**WHAT IS ASKED:** Without the pictures, set down the records below word for word.

※ ※ ※

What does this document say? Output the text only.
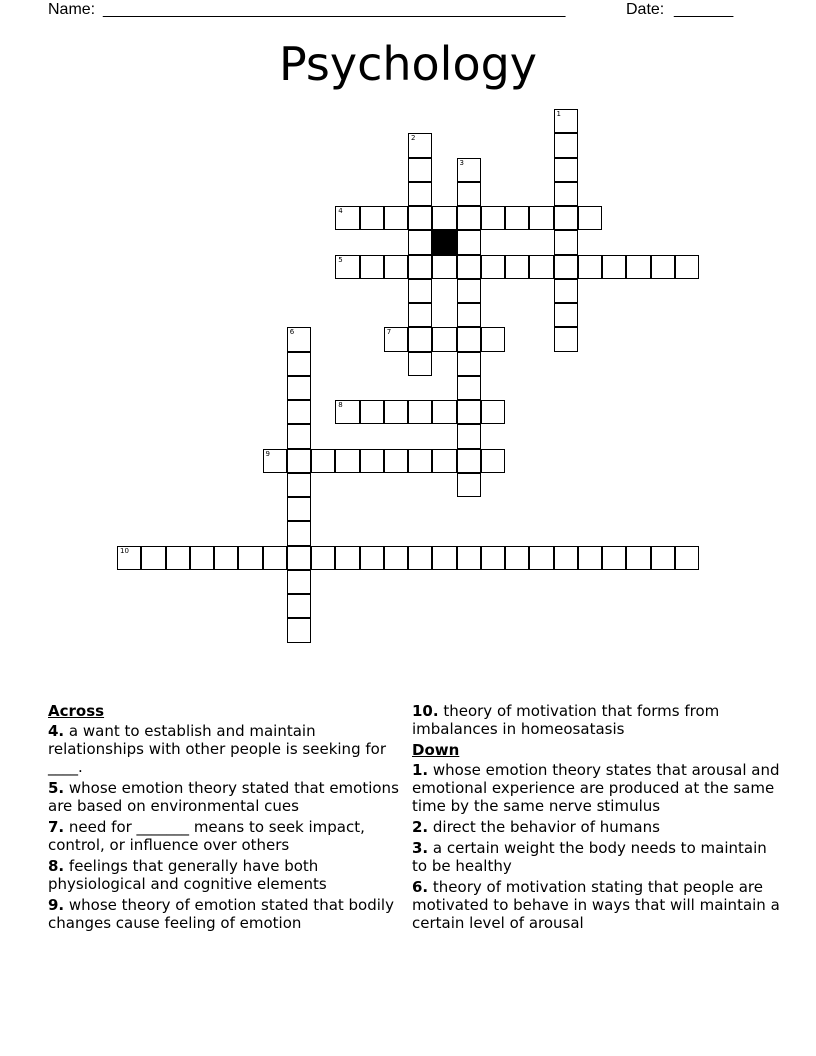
Name: _______________________________________________________	Date: _______
Psychology
1
2
3
4
5
6	7
8
9
10
Across
4. a want to establish and maintain relationships with other people is seeking for ____.
5. whose emotion theory stated that emotions are based on environmental cues
7. need for _______ means to seek impact, control, or influence over others
8. feelings that generally have both physiological and cognitive elements
9. whose theory of emotion stated that bodily changes cause feeling of emotion
10. theory of motivation that forms from imbalances in homeosatasis
Down
1. whose emotion theory states that arousal and emotional experience are produced at the same time by the same nerve stimulus
2. direct the behavior of humans
3. a certain weight the body needs to maintain to be healthy
6. theory of motivation stating that people are motivated to behave in ways that will maintain a certain level of arousal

※ ※ ※

**THE COMPLETED TASK:**
What does this document say? Output the text only.
Name: _______________________________________________________	Date: _______
Psychology
1
2
3
4
5
6	7
8
9
10
Across
4. a want to establish and maintain relationships with other people is seeking for ____.
5. whose emotion theory stated that emotions are based on environmental cues
7. need for _______ means to seek impact, control, or influence over others
8. feelings that generally have both physiological and cognitive elements
9. whose theory of emotion stated that bodily changes cause feeling of emotion
10. theory of motivation that forms from imbalances in homeosatasis
Down
1. whose emotion theory states that arousal and emotional experience are produced at the same time by the same nerve stimulus
2. direct the behavior of humans
3. a certain weight the body needs to maintain to be healthy
6. theory of motivation stating that people are motivated to behave in ways that will maintain a certain level of arousal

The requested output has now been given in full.